» **DIRECTIONS FOR THIS TASK**
From the listing below, pull each line that includes "千瓦以上".

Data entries
· · ·
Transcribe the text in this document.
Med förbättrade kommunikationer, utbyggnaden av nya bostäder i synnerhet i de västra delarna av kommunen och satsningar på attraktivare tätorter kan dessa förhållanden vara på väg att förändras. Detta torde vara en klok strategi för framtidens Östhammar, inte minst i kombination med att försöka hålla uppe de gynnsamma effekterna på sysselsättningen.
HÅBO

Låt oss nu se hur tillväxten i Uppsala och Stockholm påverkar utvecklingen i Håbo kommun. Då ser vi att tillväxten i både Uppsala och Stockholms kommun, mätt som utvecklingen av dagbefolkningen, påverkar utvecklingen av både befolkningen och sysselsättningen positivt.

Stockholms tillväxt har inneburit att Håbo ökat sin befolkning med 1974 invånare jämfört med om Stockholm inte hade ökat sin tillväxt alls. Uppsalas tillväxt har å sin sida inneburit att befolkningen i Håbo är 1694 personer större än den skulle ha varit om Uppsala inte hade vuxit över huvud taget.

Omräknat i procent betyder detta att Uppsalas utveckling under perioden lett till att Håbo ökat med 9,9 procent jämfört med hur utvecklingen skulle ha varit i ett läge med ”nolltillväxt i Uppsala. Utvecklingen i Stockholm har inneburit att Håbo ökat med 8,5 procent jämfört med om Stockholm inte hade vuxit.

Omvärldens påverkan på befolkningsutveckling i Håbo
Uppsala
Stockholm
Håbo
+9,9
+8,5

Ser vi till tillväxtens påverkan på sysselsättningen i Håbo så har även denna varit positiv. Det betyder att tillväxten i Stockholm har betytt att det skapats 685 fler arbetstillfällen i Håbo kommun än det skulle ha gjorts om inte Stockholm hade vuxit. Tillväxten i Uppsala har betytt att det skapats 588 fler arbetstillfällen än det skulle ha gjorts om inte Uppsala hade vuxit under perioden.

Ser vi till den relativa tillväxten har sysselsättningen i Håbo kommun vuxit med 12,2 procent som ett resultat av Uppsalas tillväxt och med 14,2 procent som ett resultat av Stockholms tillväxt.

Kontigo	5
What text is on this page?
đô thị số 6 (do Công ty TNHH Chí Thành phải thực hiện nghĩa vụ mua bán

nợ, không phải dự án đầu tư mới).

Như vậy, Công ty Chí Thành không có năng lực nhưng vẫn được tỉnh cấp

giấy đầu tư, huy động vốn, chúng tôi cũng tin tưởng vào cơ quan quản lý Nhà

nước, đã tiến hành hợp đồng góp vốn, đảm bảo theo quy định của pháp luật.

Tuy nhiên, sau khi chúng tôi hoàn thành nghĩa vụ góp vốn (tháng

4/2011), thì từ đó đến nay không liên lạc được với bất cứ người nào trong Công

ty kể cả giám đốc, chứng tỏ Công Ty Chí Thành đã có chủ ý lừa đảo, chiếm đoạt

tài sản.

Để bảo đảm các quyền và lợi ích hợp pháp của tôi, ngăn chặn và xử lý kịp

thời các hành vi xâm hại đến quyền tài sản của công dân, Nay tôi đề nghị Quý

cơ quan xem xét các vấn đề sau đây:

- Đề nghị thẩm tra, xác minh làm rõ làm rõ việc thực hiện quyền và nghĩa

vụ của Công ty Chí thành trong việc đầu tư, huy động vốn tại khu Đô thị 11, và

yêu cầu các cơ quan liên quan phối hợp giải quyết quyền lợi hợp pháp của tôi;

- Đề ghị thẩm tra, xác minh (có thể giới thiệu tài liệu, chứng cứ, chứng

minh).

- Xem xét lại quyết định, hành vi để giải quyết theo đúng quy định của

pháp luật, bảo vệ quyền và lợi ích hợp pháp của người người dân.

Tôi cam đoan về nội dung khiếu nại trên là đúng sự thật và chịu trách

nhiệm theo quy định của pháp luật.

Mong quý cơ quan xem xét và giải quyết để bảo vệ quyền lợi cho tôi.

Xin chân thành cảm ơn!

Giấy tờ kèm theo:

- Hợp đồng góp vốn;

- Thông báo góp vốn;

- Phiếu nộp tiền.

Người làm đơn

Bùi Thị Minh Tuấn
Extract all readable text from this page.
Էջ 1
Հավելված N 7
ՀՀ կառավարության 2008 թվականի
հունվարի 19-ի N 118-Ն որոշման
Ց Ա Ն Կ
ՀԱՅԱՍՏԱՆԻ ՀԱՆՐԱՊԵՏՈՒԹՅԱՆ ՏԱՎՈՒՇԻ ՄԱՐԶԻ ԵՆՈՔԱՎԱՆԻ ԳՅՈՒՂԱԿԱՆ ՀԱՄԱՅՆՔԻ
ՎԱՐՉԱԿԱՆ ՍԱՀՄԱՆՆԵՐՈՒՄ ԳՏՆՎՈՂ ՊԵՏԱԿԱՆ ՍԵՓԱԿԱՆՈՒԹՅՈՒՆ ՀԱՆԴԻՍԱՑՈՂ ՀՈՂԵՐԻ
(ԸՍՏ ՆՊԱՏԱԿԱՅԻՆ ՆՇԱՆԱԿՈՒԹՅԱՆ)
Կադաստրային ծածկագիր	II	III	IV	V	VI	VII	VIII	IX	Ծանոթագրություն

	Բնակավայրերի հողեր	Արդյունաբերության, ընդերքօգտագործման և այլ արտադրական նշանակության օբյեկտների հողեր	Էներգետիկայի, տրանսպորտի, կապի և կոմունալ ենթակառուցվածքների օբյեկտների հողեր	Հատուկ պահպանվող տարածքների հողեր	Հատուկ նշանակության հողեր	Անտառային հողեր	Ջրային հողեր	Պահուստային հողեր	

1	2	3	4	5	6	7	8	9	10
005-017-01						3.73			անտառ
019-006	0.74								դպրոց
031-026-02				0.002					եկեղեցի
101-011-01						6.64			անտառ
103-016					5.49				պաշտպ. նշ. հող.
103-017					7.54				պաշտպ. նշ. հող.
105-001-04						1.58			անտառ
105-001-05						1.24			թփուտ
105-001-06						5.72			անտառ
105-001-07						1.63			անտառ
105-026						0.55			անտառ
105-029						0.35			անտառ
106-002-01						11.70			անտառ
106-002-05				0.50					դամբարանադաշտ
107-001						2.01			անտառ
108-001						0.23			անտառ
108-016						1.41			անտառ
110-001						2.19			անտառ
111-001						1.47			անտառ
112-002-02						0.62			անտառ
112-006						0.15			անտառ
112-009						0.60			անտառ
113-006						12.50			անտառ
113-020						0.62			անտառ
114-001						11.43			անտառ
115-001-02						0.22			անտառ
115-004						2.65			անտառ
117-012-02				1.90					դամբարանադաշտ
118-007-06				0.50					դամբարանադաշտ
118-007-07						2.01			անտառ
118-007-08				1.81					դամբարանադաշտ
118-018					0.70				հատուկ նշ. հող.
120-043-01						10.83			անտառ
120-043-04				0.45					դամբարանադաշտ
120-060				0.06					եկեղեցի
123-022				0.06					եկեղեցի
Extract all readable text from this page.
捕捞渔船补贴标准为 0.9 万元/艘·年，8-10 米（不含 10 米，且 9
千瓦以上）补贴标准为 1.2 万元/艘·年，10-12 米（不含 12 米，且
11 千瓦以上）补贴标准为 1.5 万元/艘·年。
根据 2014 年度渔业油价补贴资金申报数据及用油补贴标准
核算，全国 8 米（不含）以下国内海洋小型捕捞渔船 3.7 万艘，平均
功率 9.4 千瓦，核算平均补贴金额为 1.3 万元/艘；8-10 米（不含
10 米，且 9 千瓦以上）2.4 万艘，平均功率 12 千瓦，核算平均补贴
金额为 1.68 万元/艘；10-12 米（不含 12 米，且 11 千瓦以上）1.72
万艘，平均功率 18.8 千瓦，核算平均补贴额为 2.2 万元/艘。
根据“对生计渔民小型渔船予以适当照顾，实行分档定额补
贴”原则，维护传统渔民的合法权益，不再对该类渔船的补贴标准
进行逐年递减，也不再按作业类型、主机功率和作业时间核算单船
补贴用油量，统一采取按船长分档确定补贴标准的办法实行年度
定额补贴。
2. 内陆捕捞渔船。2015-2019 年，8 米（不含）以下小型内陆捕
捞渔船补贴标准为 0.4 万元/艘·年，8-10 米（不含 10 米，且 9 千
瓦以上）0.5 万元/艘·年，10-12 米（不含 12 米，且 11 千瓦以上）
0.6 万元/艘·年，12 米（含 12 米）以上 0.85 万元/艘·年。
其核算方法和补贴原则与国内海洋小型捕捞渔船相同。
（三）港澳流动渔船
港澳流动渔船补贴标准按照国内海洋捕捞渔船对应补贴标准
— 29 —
· · ·
» **TASK SOLUTION**
千瓦以上）补贴标准为 1.2 万元/艘·年，10-12 米（不含 12 米，且
11 千瓦以上）补贴标准为 1.5 万元/艘·年。
10 米，且 9 千瓦以上）2.4 万艘，平均功率 12 千瓦，核算平均补贴
金额为 1.68 万元/艘；10-12 米（不含 12 米，且 11 千瓦以上）1.72
瓦以上）0.5 万元/艘·年，10-12 米（不含 12 米，且 11 千瓦以上）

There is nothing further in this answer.